-- Problem description --
Transcribe the records in full, keeping every character as it is.

[Source records]
---------------

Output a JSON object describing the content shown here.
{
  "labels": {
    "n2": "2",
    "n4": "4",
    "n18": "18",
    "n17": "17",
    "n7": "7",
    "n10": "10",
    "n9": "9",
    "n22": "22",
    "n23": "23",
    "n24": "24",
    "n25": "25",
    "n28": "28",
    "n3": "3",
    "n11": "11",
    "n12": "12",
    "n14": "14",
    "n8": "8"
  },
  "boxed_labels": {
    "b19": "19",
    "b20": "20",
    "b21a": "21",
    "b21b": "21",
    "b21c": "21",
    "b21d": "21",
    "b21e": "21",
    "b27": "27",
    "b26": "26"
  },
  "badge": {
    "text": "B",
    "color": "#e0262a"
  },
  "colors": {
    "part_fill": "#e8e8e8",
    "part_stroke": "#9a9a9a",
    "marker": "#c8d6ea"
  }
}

---------------

-- Written solution --
Output a JSON object describing the content shown here.
{
  "labels": {
    "n2": "2",
    "n4": "4",
    "n18": "18",
    "n17": "17",
    "n7": "7",
    "n10": "10",
    "n9": "9",
    "n22": "22",
    "n23": "23",
    "n24": "24",
    "n25": "25",
    "n28": "28",
    "n3": "3",
    "n11": "11",
    "n12": "12",
    "n14": "14",
    "n8": "8"
  },
  "boxed_labels": {
    "b19": "19",
    "b20": "20",
    "b21a": "21",
    "b21b": "21",
    "b21c": "21",
    "b21d": "21",
    "b21e": "21",
    "b27": "27",
    "b26": "26"
  },
  "badge": {
    "text": "B",
    "color": "#e0262a"
  },
  "colors": {
    "part_fill": "#e8e8e8",
    "part_stroke": "#9a9a9a",
    "marker": "#c8d6ea"
  }
}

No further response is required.